● **What you are asked to do**
In the material below, count the lines with the word "fűrészlapot" and state that number only.

┌──

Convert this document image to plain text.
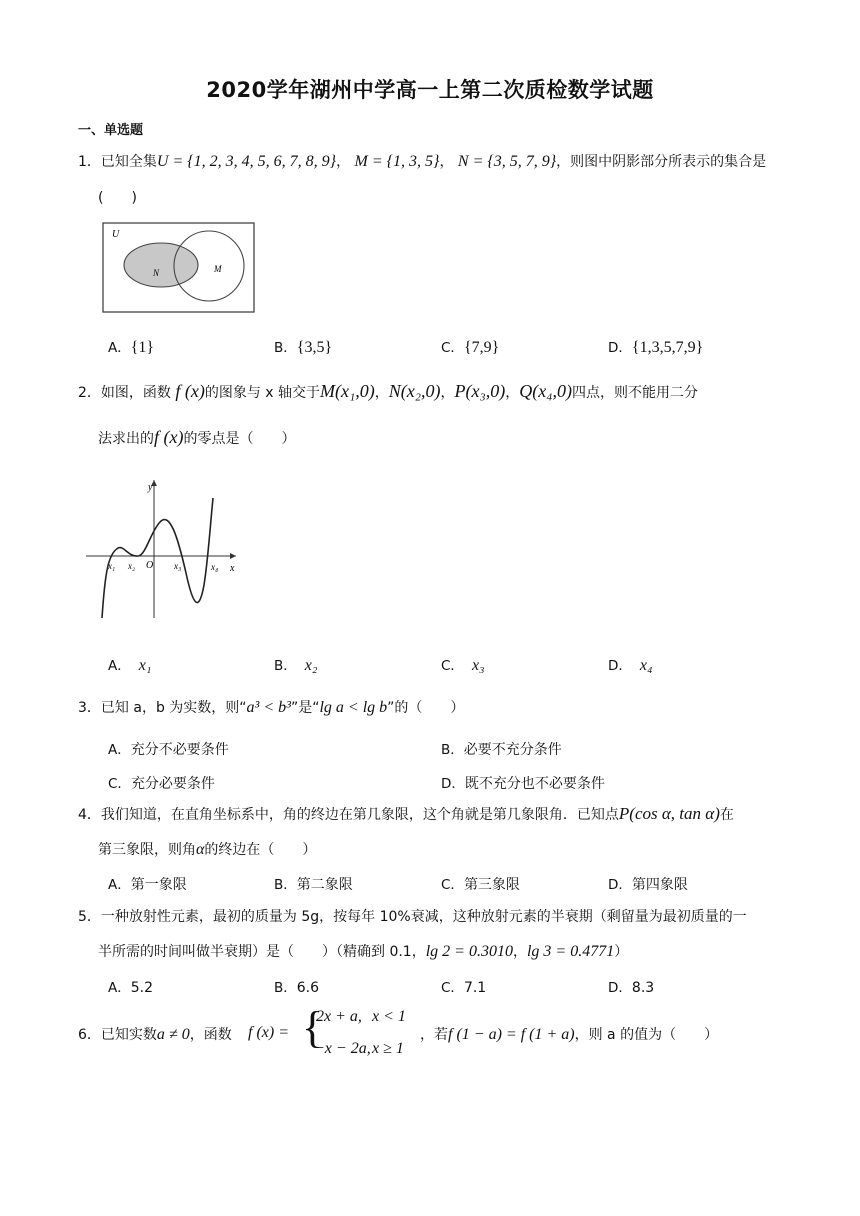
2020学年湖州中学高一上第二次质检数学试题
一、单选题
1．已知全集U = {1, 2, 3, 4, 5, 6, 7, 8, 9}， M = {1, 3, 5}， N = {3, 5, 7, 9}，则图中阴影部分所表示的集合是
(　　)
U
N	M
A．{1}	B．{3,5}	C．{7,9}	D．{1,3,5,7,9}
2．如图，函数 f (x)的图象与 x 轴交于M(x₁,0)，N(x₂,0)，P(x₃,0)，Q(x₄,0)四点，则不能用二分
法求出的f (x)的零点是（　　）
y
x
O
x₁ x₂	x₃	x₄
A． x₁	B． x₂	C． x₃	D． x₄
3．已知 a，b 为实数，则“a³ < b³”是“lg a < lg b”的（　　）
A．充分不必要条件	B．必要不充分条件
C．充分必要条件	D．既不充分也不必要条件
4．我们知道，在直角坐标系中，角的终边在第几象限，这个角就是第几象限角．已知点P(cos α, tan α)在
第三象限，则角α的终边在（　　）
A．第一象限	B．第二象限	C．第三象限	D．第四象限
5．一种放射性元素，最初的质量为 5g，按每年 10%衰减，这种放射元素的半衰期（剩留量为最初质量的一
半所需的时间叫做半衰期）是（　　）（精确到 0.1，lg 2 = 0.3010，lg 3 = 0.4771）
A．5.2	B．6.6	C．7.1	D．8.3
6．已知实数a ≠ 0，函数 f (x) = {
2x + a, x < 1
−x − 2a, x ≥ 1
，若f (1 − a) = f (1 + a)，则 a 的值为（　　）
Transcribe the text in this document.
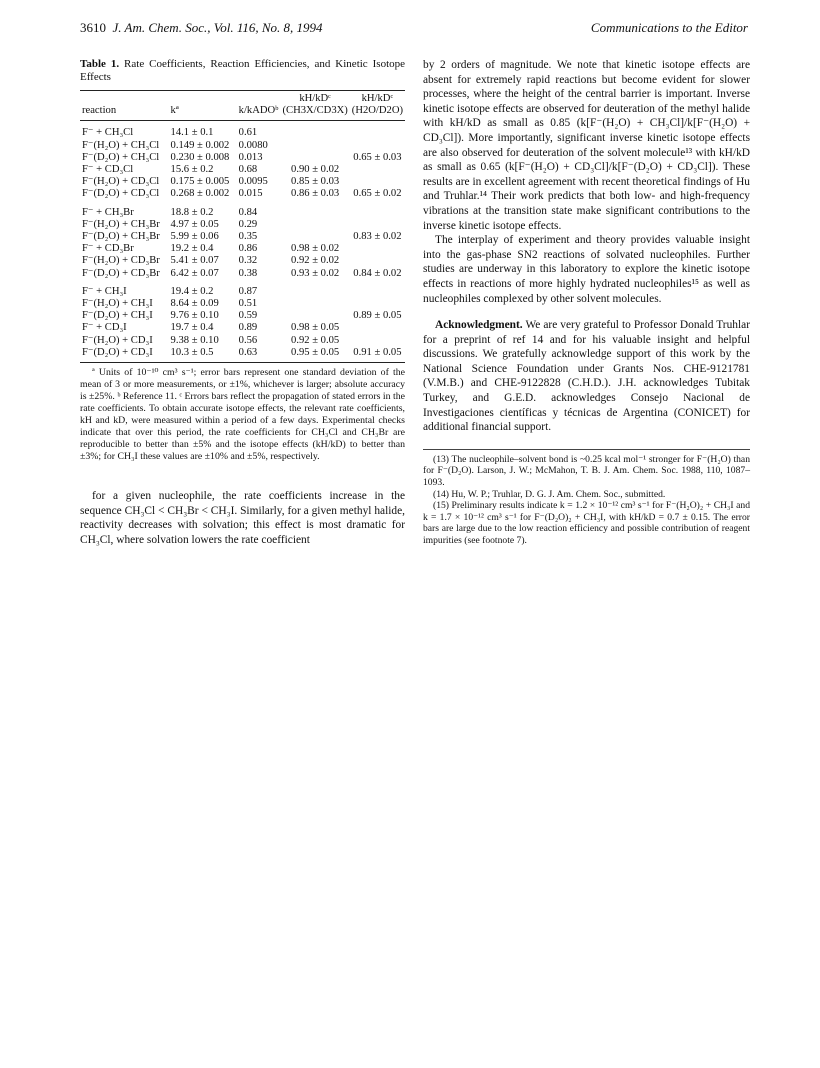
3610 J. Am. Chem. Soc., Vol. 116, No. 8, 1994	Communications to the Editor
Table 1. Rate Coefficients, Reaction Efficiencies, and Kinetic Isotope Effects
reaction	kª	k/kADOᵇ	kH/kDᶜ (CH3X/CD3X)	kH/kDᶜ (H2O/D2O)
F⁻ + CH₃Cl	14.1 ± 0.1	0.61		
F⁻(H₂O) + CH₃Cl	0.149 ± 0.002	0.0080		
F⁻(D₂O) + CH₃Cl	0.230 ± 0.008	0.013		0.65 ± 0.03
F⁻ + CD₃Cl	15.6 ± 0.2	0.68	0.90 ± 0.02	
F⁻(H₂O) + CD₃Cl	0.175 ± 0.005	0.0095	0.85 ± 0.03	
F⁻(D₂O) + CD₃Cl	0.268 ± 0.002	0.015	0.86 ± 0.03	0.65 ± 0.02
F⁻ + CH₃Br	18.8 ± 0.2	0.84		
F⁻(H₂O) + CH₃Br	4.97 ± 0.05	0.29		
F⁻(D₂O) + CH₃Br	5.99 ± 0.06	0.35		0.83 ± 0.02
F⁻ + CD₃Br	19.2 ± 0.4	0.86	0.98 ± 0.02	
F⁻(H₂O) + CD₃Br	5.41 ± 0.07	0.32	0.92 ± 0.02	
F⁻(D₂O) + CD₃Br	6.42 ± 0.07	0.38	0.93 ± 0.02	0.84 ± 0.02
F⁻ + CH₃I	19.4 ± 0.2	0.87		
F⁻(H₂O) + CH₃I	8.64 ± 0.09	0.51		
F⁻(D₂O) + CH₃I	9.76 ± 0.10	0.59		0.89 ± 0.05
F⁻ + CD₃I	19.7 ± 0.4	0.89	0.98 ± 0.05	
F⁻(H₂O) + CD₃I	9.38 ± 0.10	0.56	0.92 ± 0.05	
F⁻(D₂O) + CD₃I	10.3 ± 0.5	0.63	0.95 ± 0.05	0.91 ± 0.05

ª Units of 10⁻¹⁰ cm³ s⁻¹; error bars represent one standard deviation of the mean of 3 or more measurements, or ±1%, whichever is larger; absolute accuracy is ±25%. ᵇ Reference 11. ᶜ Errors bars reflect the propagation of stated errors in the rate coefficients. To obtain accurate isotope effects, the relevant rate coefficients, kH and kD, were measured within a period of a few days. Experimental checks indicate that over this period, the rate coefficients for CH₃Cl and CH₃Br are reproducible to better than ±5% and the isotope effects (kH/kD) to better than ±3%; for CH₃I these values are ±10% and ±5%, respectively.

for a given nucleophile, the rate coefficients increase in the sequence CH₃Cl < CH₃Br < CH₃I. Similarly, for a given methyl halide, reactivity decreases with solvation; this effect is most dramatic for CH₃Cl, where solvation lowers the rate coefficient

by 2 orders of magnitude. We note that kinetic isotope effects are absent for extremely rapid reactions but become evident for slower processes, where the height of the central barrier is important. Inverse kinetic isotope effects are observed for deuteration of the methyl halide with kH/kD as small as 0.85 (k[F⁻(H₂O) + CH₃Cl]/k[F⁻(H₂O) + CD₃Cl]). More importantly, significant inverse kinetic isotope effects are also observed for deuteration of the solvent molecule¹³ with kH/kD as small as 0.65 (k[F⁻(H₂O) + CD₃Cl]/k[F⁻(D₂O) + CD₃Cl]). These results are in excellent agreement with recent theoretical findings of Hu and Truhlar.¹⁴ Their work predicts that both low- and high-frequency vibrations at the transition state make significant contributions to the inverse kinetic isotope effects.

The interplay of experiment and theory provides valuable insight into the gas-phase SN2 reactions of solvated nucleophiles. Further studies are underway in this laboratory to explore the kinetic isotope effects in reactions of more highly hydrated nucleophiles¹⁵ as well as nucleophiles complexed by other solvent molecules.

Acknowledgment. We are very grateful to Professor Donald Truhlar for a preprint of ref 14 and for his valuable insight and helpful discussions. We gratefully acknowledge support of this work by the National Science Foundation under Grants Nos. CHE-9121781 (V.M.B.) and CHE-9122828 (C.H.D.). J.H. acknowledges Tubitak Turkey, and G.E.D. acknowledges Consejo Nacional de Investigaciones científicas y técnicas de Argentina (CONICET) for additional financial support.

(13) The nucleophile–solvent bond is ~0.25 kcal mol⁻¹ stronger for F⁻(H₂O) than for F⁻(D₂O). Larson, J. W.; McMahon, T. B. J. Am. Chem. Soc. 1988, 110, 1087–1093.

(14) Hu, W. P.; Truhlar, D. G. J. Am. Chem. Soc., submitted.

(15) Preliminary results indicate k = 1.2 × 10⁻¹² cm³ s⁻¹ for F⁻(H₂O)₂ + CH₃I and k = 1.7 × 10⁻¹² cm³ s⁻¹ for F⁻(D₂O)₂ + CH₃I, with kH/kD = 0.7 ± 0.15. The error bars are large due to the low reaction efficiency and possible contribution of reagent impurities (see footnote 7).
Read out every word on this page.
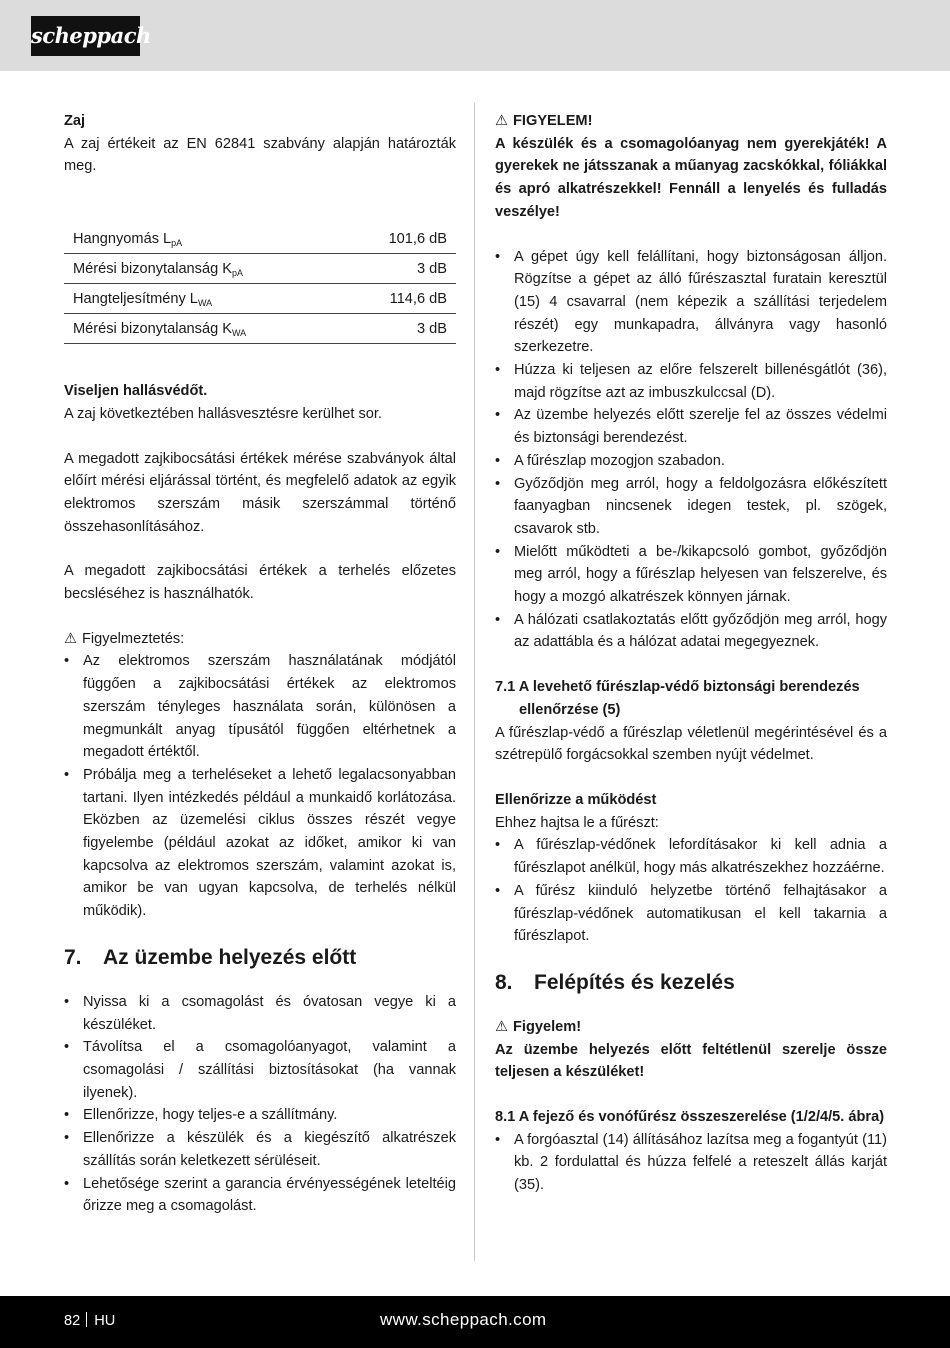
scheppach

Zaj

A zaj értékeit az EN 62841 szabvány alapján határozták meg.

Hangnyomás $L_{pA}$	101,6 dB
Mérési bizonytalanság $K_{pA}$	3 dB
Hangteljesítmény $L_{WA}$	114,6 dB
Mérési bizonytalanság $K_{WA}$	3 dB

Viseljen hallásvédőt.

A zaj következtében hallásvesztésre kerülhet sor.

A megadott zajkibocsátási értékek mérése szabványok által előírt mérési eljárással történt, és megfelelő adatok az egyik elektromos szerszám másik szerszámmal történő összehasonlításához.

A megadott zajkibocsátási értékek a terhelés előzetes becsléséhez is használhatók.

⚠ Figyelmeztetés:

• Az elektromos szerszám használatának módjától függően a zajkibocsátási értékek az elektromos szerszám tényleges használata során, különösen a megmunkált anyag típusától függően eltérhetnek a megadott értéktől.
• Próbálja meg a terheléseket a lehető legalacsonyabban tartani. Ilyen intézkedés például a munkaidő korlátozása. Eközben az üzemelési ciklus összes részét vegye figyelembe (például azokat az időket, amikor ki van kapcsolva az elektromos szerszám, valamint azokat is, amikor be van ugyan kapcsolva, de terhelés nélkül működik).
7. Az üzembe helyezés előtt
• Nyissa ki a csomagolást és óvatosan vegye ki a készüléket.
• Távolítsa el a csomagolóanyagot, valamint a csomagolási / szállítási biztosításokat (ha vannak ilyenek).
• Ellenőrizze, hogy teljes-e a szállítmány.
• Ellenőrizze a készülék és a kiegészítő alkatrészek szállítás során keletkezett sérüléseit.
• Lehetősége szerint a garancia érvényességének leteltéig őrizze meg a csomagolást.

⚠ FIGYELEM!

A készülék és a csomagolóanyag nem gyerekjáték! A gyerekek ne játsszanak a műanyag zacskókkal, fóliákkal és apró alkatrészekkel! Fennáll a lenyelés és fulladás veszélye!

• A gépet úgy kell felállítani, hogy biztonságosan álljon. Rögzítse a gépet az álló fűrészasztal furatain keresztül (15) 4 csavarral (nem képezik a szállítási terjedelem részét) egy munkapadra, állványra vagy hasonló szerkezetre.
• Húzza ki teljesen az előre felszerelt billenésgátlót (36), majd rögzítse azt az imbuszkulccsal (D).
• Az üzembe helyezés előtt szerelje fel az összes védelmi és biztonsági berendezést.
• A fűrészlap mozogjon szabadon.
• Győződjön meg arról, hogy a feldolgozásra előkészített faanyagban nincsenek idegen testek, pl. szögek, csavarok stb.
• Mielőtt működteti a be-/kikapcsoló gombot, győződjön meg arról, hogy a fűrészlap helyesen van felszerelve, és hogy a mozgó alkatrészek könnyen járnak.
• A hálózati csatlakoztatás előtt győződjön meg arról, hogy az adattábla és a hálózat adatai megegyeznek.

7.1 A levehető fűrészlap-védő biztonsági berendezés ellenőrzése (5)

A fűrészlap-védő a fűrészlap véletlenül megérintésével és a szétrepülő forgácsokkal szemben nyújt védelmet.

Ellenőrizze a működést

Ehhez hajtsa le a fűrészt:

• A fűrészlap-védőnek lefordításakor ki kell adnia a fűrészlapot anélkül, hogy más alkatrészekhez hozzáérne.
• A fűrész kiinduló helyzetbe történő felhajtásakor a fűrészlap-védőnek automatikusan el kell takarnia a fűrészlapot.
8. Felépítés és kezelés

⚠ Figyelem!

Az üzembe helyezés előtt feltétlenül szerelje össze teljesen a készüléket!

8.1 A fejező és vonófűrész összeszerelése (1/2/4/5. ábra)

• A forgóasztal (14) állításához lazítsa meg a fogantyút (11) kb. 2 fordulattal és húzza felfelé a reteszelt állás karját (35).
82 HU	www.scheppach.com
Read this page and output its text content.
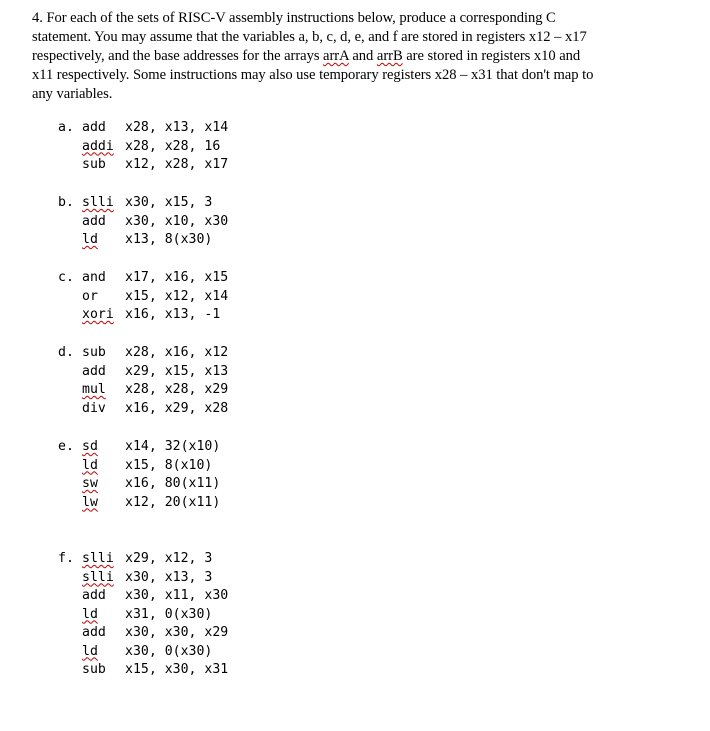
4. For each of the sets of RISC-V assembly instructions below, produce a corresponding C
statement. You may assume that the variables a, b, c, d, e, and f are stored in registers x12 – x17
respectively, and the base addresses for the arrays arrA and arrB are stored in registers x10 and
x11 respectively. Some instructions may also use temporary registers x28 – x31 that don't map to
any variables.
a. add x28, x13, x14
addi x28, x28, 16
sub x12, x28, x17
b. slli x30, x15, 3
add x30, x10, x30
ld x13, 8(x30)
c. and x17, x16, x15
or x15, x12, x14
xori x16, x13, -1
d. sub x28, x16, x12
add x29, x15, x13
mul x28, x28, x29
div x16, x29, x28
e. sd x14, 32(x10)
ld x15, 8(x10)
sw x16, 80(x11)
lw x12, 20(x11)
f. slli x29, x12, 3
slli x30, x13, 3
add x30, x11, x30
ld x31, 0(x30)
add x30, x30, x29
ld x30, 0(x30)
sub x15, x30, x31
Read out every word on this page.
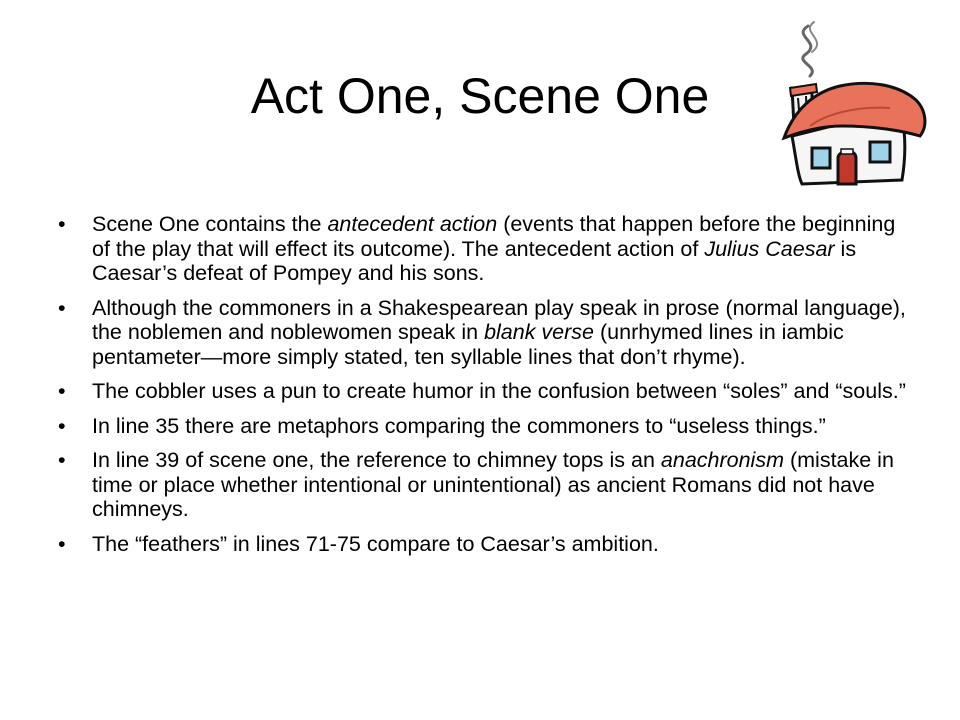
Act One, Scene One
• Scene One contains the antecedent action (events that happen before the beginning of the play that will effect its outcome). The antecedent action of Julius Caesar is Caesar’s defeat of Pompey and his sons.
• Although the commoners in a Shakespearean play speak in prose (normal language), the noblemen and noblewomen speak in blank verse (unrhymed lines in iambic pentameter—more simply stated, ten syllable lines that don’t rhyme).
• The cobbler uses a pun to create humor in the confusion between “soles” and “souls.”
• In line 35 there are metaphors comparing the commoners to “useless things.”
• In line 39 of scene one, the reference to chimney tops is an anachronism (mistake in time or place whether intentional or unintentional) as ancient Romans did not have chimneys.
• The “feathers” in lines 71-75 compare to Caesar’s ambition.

└──

● **Finished exercise**
2